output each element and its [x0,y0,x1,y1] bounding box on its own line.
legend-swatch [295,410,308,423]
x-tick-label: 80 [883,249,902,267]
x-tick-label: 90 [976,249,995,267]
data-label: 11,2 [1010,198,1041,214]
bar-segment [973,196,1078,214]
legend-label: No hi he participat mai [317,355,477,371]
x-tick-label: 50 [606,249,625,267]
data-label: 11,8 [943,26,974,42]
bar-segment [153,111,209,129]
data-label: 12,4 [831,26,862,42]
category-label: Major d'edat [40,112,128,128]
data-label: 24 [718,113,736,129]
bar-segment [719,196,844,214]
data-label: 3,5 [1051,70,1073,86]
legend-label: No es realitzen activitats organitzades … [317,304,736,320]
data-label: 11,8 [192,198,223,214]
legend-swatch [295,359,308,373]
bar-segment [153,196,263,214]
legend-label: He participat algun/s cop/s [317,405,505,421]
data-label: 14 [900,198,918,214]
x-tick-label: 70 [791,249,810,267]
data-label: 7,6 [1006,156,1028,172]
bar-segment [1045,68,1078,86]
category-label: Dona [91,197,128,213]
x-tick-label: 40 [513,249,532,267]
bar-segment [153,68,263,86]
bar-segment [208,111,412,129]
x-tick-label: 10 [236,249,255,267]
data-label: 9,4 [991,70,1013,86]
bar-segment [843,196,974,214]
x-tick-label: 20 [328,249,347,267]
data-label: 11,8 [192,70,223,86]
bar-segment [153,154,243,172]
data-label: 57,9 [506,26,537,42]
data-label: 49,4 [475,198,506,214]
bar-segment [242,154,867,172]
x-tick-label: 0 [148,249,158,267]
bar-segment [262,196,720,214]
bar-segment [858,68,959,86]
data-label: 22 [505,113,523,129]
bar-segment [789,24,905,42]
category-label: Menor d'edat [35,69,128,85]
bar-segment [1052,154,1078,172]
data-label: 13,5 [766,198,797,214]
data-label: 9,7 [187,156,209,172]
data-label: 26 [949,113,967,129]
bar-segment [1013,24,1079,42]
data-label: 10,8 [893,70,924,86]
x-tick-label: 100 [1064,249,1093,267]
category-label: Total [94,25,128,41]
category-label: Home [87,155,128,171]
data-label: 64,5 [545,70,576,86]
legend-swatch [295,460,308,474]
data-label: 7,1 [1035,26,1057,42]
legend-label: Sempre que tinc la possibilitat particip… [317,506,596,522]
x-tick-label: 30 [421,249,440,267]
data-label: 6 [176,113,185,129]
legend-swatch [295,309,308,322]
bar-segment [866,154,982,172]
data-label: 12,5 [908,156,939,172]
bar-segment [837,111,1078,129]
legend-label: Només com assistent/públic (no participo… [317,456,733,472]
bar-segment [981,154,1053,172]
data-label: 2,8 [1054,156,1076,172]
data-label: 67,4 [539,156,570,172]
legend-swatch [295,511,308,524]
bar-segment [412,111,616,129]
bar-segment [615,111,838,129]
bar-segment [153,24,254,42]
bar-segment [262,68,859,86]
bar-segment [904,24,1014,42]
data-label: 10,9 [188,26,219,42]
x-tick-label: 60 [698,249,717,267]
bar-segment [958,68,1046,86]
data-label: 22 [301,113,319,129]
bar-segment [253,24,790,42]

☆ ☆ ☆ ☆ ☆

Instructions to follow >> Rewrite the rows above, replacing each "legend-swatch" with "legend-marker" and changing nothing else.

Answer below >>
output each element and its [x0,y0,x1,y1] bounding box on its own line.
legend-marker [295,410,308,423]
x-tick-label: 80 [883,249,902,267]
x-tick-label: 90 [976,249,995,267]
data-label: 11,2 [1010,198,1041,214]
bar-segment [973,196,1078,214]
legend-label: No hi he participat mai [317,355,477,371]
x-tick-label: 50 [606,249,625,267]
data-label: 11,8 [943,26,974,42]
bar-segment [153,111,209,129]
data-label: 12,4 [831,26,862,42]
category-label: Major d'edat [40,112,128,128]
data-label: 24 [718,113,736,129]
bar-segment [719,196,844,214]
data-label: 3,5 [1051,70,1073,86]
legend-label: No es realitzen activitats organitzades … [317,304,736,320]
data-label: 11,8 [192,198,223,214]
legend-marker [295,359,308,373]
bar-segment [153,196,263,214]
legend-label: He participat algun/s cop/s [317,405,505,421]
data-label: 14 [900,198,918,214]
x-tick-label: 70 [791,249,810,267]
data-label: 7,6 [1006,156,1028,172]
bar-segment [1045,68,1078,86]
category-label: Dona [91,197,128,213]
x-tick-label: 40 [513,249,532,267]
bar-segment [153,68,263,86]
bar-segment [208,111,412,129]
x-tick-label: 10 [236,249,255,267]
data-label: 9,4 [991,70,1013,86]
bar-segment [843,196,974,214]
x-tick-label: 20 [328,249,347,267]
data-label: 11,8 [192,70,223,86]
bar-segment [153,154,243,172]
data-label: 57,9 [506,26,537,42]
data-label: 49,4 [475,198,506,214]
bar-segment [242,154,867,172]
x-tick-label: 0 [148,249,158,267]
bar-segment [262,196,720,214]
bar-segment [858,68,959,86]
data-label: 22 [505,113,523,129]
bar-segment [789,24,905,42]
category-label: Menor d'edat [35,69,128,85]
bar-segment [1052,154,1078,172]
data-label: 13,5 [766,198,797,214]
data-label: 9,7 [187,156,209,172]
data-label: 26 [949,113,967,129]
bar-segment [1013,24,1079,42]
data-label: 10,8 [893,70,924,86]
x-tick-label: 100 [1064,249,1093,267]
category-label: Total [94,25,128,41]
category-label: Home [87,155,128,171]
data-label: 64,5 [545,70,576,86]
legend-marker [295,460,308,474]
data-label: 7,1 [1035,26,1057,42]
legend-label: Sempre que tinc la possibilitat particip… [317,506,596,522]
x-tick-label: 30 [421,249,440,267]
data-label: 6 [176,113,185,129]
legend-marker [295,309,308,322]
bar-segment [866,154,982,172]
data-label: 12,5 [908,156,939,172]
bar-segment [837,111,1078,129]
legend-label: Només com assistent/públic (no participo… [317,456,733,472]
bar-segment [981,154,1053,172]
data-label: 2,8 [1054,156,1076,172]
data-label: 67,4 [539,156,570,172]
legend-marker [295,511,308,524]
bar-segment [412,111,616,129]
bar-segment [615,111,838,129]
bar-segment [153,24,254,42]
bar-segment [262,68,859,86]
bar-segment [904,24,1014,42]
data-label: 10,9 [188,26,219,42]
x-tick-label: 60 [698,249,717,267]
bar-segment [958,68,1046,86]
data-label: 22 [301,113,319,129]
bar-segment [253,24,790,42]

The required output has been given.